_Record excerpts:_

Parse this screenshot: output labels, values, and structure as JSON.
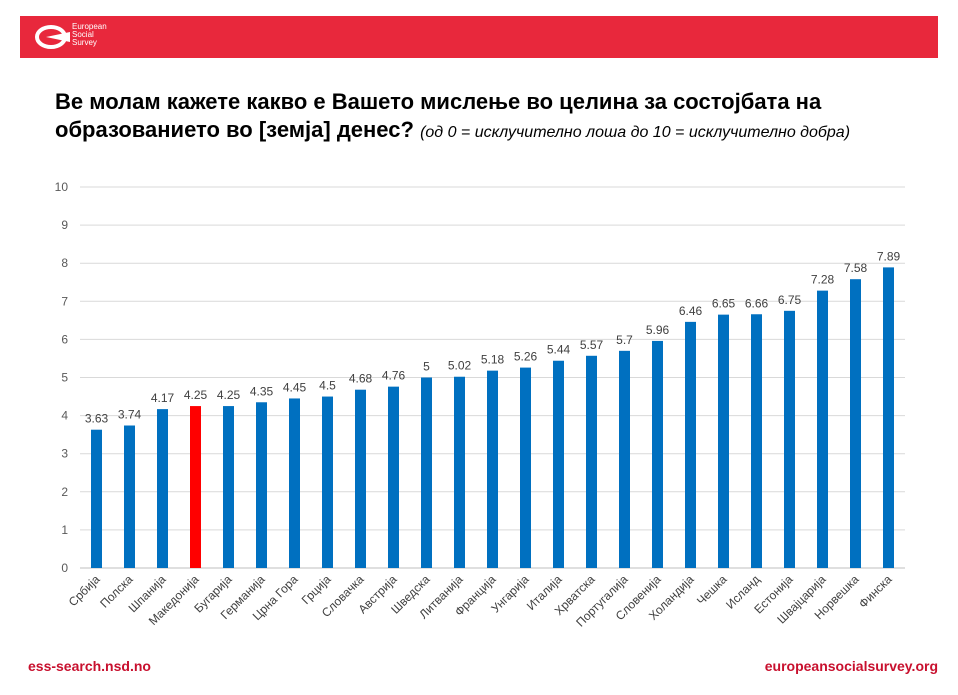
{
  "header": {
    "logo_lines": [
      "European",
      "Social",
      "Survey"
    ],
    "brand_color": "#e8283c"
  },
  "title": {
    "main": "Ве молам кажете какво е Вашето мислење во целина за состојбата на образованието во [земја] денес?",
    "sub": "(од 0 = исклучително лоша до 10 = исклучително добра)"
  },
  "footer": {
    "left": "ess-search.nsd.no",
    "right": "europeansocialsurvey.org"
  },
  "chart_data": {
    "type": "bar",
    "categories": [
      "Србија",
      "Полска",
      "Шпанија",
      "Македонија",
      "Бугарија",
      "Германија",
      "Црна Гора",
      "Грција",
      "Словачка",
      "Австрија",
      "Шведска",
      "Литванија",
      "Франција",
      "Унгарија",
      "Италија",
      "Хрватска",
      "Португалија",
      "Словенија",
      "Холандија",
      "Чешка",
      "Исланд",
      "Естонија",
      "Швајцарија",
      "Норвешка",
      "Финска"
    ],
    "values": [
      3.63,
      3.74,
      4.17,
      4.25,
      4.25,
      4.35,
      4.45,
      4.5,
      4.68,
      4.76,
      5,
      5.02,
      5.18,
      5.26,
      5.44,
      5.57,
      5.7,
      5.96,
      6.46,
      6.65,
      6.66,
      6.75,
      7.28,
      7.58,
      7.89
    ],
    "value_labels": [
      "3.63",
      "3.74",
      "4.17",
      "4.25",
      "4.25",
      "4.35",
      "4.45",
      "4.5",
      "4.68",
      "4.76",
      "5",
      "5.02",
      "5.18",
      "5.26",
      "5.44",
      "5.57",
      "5.7",
      "5.96",
      "6.46",
      "6.65",
      "6.66",
      "6.75",
      "7.28",
      "7.58",
      "7.89"
    ],
    "highlight_index": 3,
    "bar_color": "#0070c0",
    "highlight_color": "#ff0000",
    "ylim": [
      0,
      10
    ],
    "yticks": [
      "0",
      "1",
      "2",
      "3",
      "4",
      "5",
      "6",
      "7",
      "8",
      "9",
      "10"
    ],
    "grid": true,
    "xlabel": "",
    "ylabel": ""
  }
}
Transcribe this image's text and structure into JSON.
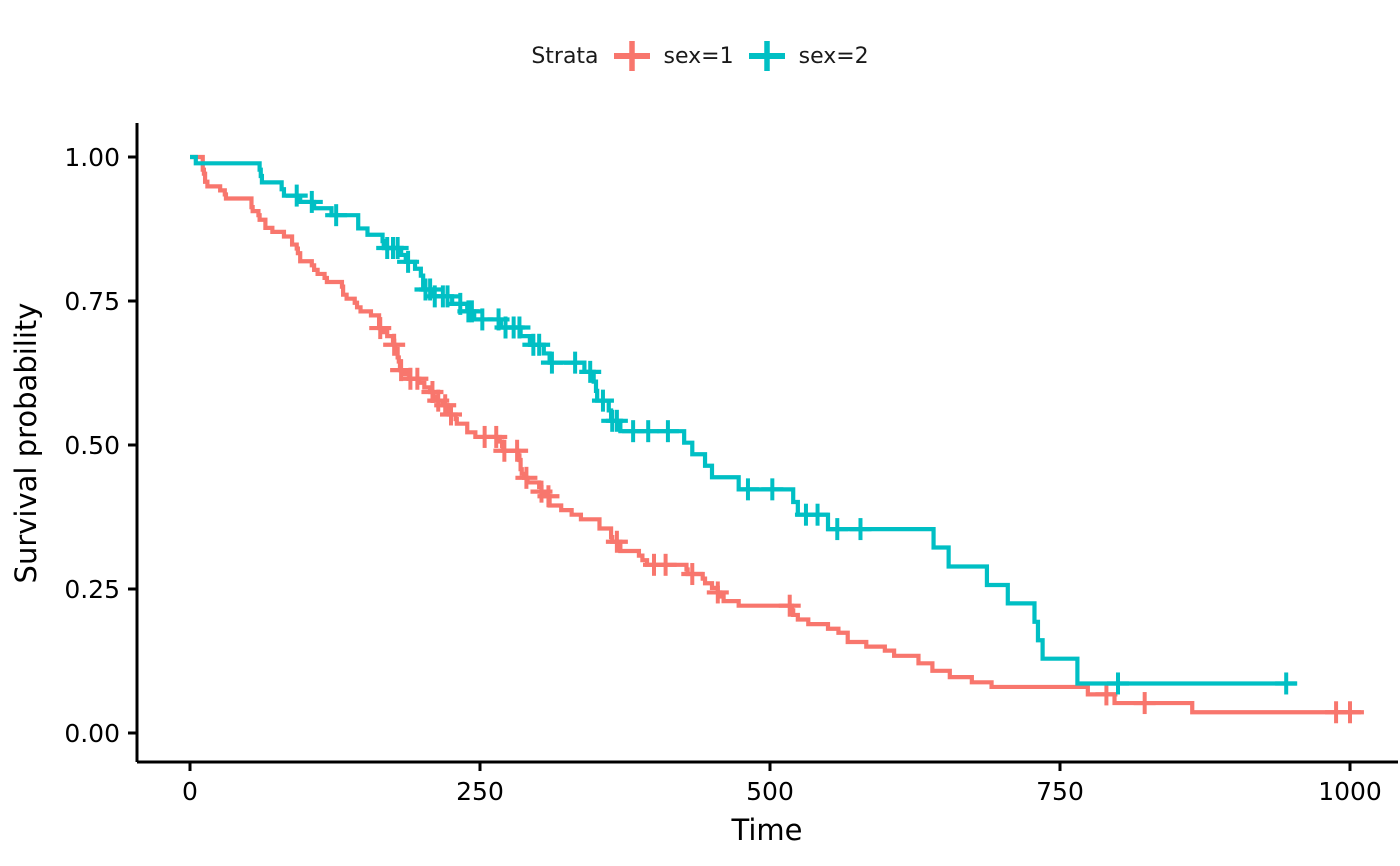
{
  "legend": {
    "title": "Strata",
    "items": [
      {
        "label": "sex=1"
      },
      {
        "label": "sex=2"
      }
    ]
  },
  "chart_data": {
    "type": "line",
    "subtype": "kaplan-meier-step-survival",
    "title": "",
    "xlabel": "Time",
    "ylabel": "Survival probability",
    "grid": false,
    "legend_position": "top",
    "x_axis": {
      "range": [
        0,
        1000
      ],
      "ticks": [
        0,
        250,
        500,
        750,
        1000
      ],
      "tick_labels": [
        "0",
        "250",
        "500",
        "750",
        "1000"
      ]
    },
    "y_axis": {
      "range": [
        0,
        1
      ],
      "ticks": [
        0,
        0.25,
        0.5,
        0.75,
        1
      ],
      "tick_labels": [
        "0.00",
        "0.25",
        "0.50",
        "0.75",
        "1.00"
      ]
    },
    "series": [
      {
        "name": "sex=1",
        "color": "#F8766D",
        "steps": [
          [
            0,
            1.0
          ],
          [
            11,
            0.978
          ],
          [
            12,
            0.971
          ],
          [
            13,
            0.957
          ],
          [
            15,
            0.949
          ],
          [
            26,
            0.942
          ],
          [
            30,
            0.935
          ],
          [
            31,
            0.928
          ],
          [
            53,
            0.913
          ],
          [
            54,
            0.906
          ],
          [
            59,
            0.899
          ],
          [
            60,
            0.891
          ],
          [
            65,
            0.877
          ],
          [
            71,
            0.87
          ],
          [
            81,
            0.862
          ],
          [
            88,
            0.848
          ],
          [
            92,
            0.841
          ],
          [
            93,
            0.833
          ],
          [
            95,
            0.819
          ],
          [
            105,
            0.812
          ],
          [
            107,
            0.804
          ],
          [
            110,
            0.797
          ],
          [
            116,
            0.79
          ],
          [
            118,
            0.783
          ],
          [
            131,
            0.775
          ],
          [
            132,
            0.761
          ],
          [
            135,
            0.754
          ],
          [
            142,
            0.747
          ],
          [
            144,
            0.739
          ],
          [
            147,
            0.732
          ],
          [
            156,
            0.725
          ],
          [
            163,
            0.703
          ],
          [
            166,
            0.696
          ],
          [
            170,
            0.689
          ],
          [
            175,
            0.681
          ],
          [
            176,
            0.674
          ],
          [
            177,
            0.667
          ],
          [
            179,
            0.652
          ],
          [
            180,
            0.645
          ],
          [
            181,
            0.63
          ],
          [
            183,
            0.623
          ],
          [
            189,
            0.615
          ],
          [
            197,
            0.608
          ],
          [
            202,
            0.6
          ],
          [
            207,
            0.592
          ],
          [
            210,
            0.584
          ],
          [
            212,
            0.577
          ],
          [
            218,
            0.569
          ],
          [
            222,
            0.561
          ],
          [
            223,
            0.553
          ],
          [
            229,
            0.545
          ],
          [
            230,
            0.537
          ],
          [
            239,
            0.522
          ],
          [
            246,
            0.514
          ],
          [
            267,
            0.506
          ],
          [
            269,
            0.498
          ],
          [
            270,
            0.49
          ],
          [
            283,
            0.482
          ],
          [
            284,
            0.474
          ],
          [
            285,
            0.458
          ],
          [
            286,
            0.45
          ],
          [
            288,
            0.443
          ],
          [
            291,
            0.435
          ],
          [
            301,
            0.427
          ],
          [
            303,
            0.419
          ],
          [
            306,
            0.411
          ],
          [
            310,
            0.395
          ],
          [
            320,
            0.387
          ],
          [
            329,
            0.379
          ],
          [
            337,
            0.371
          ],
          [
            353,
            0.355
          ],
          [
            363,
            0.34
          ],
          [
            364,
            0.332
          ],
          [
            371,
            0.316
          ],
          [
            387,
            0.308
          ],
          [
            390,
            0.3
          ],
          [
            394,
            0.292
          ],
          [
            428,
            0.284
          ],
          [
            429,
            0.276
          ],
          [
            442,
            0.268
          ],
          [
            444,
            0.26
          ],
          [
            450,
            0.252
          ],
          [
            455,
            0.244
          ],
          [
            457,
            0.237
          ],
          [
            460,
            0.229
          ],
          [
            473,
            0.221
          ],
          [
            519,
            0.213
          ],
          [
            520,
            0.205
          ],
          [
            524,
            0.197
          ],
          [
            533,
            0.189
          ],
          [
            550,
            0.181
          ],
          [
            559,
            0.174
          ],
          [
            567,
            0.158
          ],
          [
            583,
            0.15
          ],
          [
            599,
            0.143
          ],
          [
            607,
            0.134
          ],
          [
            628,
            0.121
          ],
          [
            640,
            0.108
          ],
          [
            655,
            0.097
          ],
          [
            674,
            0.088
          ],
          [
            691,
            0.08
          ],
          [
            774,
            0.067
          ],
          [
            797,
            0.052
          ],
          [
            864,
            0.036
          ],
          [
            1012,
            0.036
          ]
        ],
        "censor_times": [
          164,
          176,
          182,
          190,
          196,
          209,
          214,
          220,
          225,
          254,
          264,
          271,
          282,
          290,
          303,
          309,
          368,
          400,
          410,
          433,
          455,
          517,
          790,
          823,
          988,
          1000
        ]
      },
      {
        "name": "sex=2",
        "color": "#00BFC4",
        "steps": [
          [
            0,
            1.0
          ],
          [
            5,
            0.989
          ],
          [
            60,
            0.978
          ],
          [
            61,
            0.967
          ],
          [
            62,
            0.956
          ],
          [
            79,
            0.944
          ],
          [
            81,
            0.933
          ],
          [
            95,
            0.922
          ],
          [
            107,
            0.911
          ],
          [
            122,
            0.899
          ],
          [
            145,
            0.876
          ],
          [
            153,
            0.865
          ],
          [
            166,
            0.854
          ],
          [
            167,
            0.842
          ],
          [
            182,
            0.83
          ],
          [
            186,
            0.818
          ],
          [
            194,
            0.806
          ],
          [
            199,
            0.794
          ],
          [
            201,
            0.77
          ],
          [
            208,
            0.758
          ],
          [
            226,
            0.745
          ],
          [
            239,
            0.732
          ],
          [
            245,
            0.718
          ],
          [
            268,
            0.704
          ],
          [
            285,
            0.689
          ],
          [
            293,
            0.674
          ],
          [
            305,
            0.659
          ],
          [
            310,
            0.643
          ],
          [
            340,
            0.627
          ],
          [
            348,
            0.61
          ],
          [
            350,
            0.594
          ],
          [
            351,
            0.577
          ],
          [
            361,
            0.56
          ],
          [
            363,
            0.542
          ],
          [
            371,
            0.524
          ],
          [
            426,
            0.504
          ],
          [
            433,
            0.484
          ],
          [
            444,
            0.464
          ],
          [
            450,
            0.444
          ],
          [
            473,
            0.423
          ],
          [
            520,
            0.401
          ],
          [
            524,
            0.379
          ],
          [
            550,
            0.354
          ],
          [
            641,
            0.322
          ],
          [
            654,
            0.289
          ],
          [
            687,
            0.257
          ],
          [
            705,
            0.225
          ],
          [
            728,
            0.193
          ],
          [
            731,
            0.161
          ],
          [
            735,
            0.129
          ],
          [
            765,
            0.086
          ],
          [
            954,
            0.086
          ]
        ],
        "censor_times": [
          92,
          105,
          126,
          170,
          175,
          179,
          188,
          203,
          207,
          211,
          218,
          222,
          233,
          240,
          243,
          252,
          266,
          272,
          279,
          284,
          296,
          301,
          312,
          332,
          345,
          356,
          364,
          368,
          382,
          395,
          412,
          481,
          502,
          531,
          541,
          558,
          578,
          800,
          945
        ]
      }
    ]
  }
}
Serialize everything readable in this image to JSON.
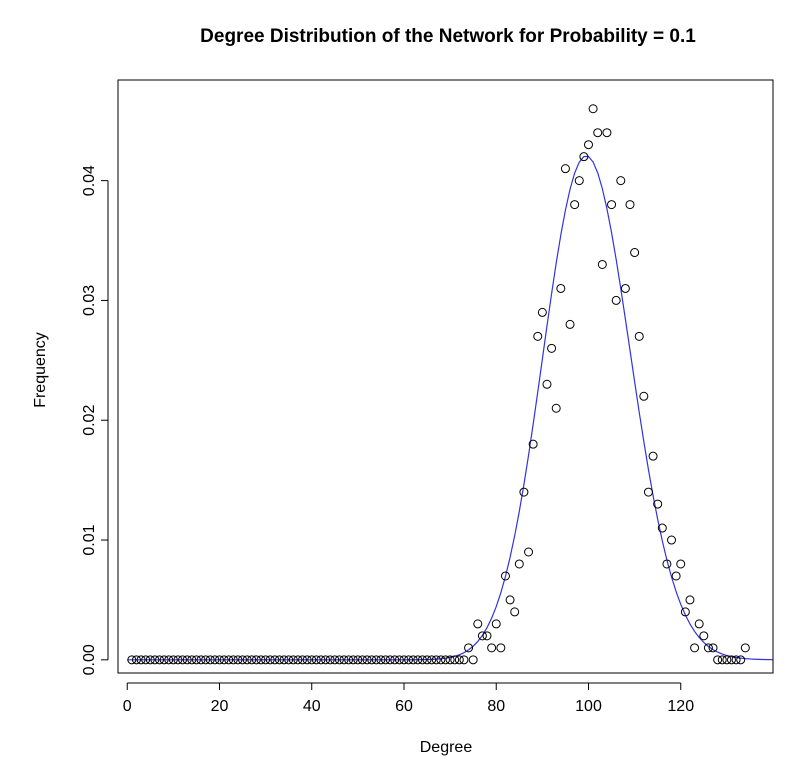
{
  "chart_data": {
    "type": "scatter",
    "title": "Degree Distribution of the Network for Probability =  0.1",
    "xlabel": "Degree",
    "ylabel": "Frequency",
    "xlim": [
      -2,
      140
    ],
    "ylim": [
      -0.0011,
      0.0484
    ],
    "x_ticks": [
      0,
      20,
      40,
      60,
      80,
      100,
      120
    ],
    "x_tick_labels": [
      "0",
      "20",
      "40",
      "60",
      "80",
      "100",
      "120"
    ],
    "y_ticks": [
      0,
      0.01,
      0.02,
      0.03,
      0.04
    ],
    "y_tick_labels": [
      "0.00",
      "0.01",
      "0.02",
      "0.03",
      "0.04"
    ],
    "grid": false,
    "series": [
      {
        "kind": "points",
        "marker": "open-circle",
        "color": "#000000",
        "x": [
          1,
          2,
          3,
          4,
          5,
          6,
          7,
          8,
          9,
          10,
          11,
          12,
          13,
          14,
          15,
          16,
          17,
          18,
          19,
          20,
          21,
          22,
          23,
          24,
          25,
          26,
          27,
          28,
          29,
          30,
          31,
          32,
          33,
          34,
          35,
          36,
          37,
          38,
          39,
          40,
          41,
          42,
          43,
          44,
          45,
          46,
          47,
          48,
          49,
          50,
          51,
          52,
          53,
          54,
          55,
          56,
          57,
          58,
          59,
          60,
          61,
          62,
          63,
          64,
          65,
          66,
          67,
          68,
          69,
          70,
          71,
          72,
          73,
          74,
          75,
          76,
          77,
          78,
          79,
          80,
          81,
          82,
          83,
          84,
          85,
          86,
          87,
          88,
          89,
          90,
          91,
          92,
          93,
          94,
          95,
          96,
          97,
          98,
          99,
          100,
          101,
          102,
          103,
          104,
          105,
          106,
          107,
          108,
          109,
          110,
          111,
          112,
          113,
          114,
          115,
          116,
          117,
          118,
          119,
          120,
          121,
          122,
          123,
          124,
          125,
          126,
          127,
          128,
          129,
          130,
          131,
          132,
          133,
          134
        ],
        "y": [
          0,
          0,
          0,
          0,
          0,
          0,
          0,
          0,
          0,
          0,
          0,
          0,
          0,
          0,
          0,
          0,
          0,
          0,
          0,
          0,
          0,
          0,
          0,
          0,
          0,
          0,
          0,
          0,
          0,
          0,
          0,
          0,
          0,
          0,
          0,
          0,
          0,
          0,
          0,
          0,
          0,
          0,
          0,
          0,
          0,
          0,
          0,
          0,
          0,
          0,
          0,
          0,
          0,
          0,
          0,
          0,
          0,
          0,
          0,
          0,
          0,
          0,
          0,
          0,
          0,
          0,
          0,
          0,
          0,
          0,
          0,
          0,
          0,
          0.001,
          0,
          0.003,
          0.002,
          0.002,
          0.001,
          0.003,
          0.001,
          0.007,
          0.005,
          0.004,
          0.008,
          0.014,
          0.009,
          0.018,
          0.027,
          0.029,
          0.023,
          0.026,
          0.021,
          0.031,
          0.041,
          0.028,
          0.038,
          0.04,
          0.042,
          0.043,
          0.046,
          0.044,
          0.033,
          0.044,
          0.038,
          0.03,
          0.04,
          0.031,
          0.038,
          0.034,
          0.027,
          0.022,
          0.014,
          0.017,
          0.013,
          0.011,
          0.008,
          0.01,
          0.007,
          0.008,
          0.004,
          0.005,
          0.001,
          0.003,
          0.002,
          0.001,
          0.001,
          0,
          0,
          0,
          0,
          0,
          0,
          0.001
        ]
      },
      {
        "kind": "curve",
        "color": "#3333dd",
        "distribution": "binomial",
        "n": 999,
        "p": 0.1,
        "x_range": [
          0,
          140
        ]
      }
    ]
  }
}
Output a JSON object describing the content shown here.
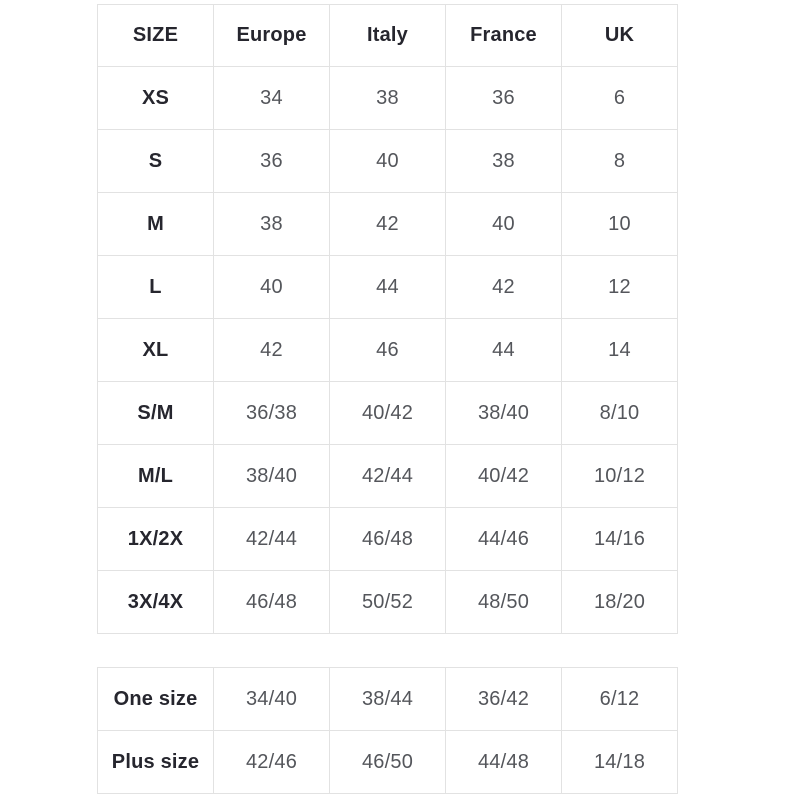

_What you will do:_
Every line that holds the word "ylabel" should be extracted.

_Full solution:_
    "ylabel": ""
    "ylabel": "Survival probability",
    "ylabel": "Frequency",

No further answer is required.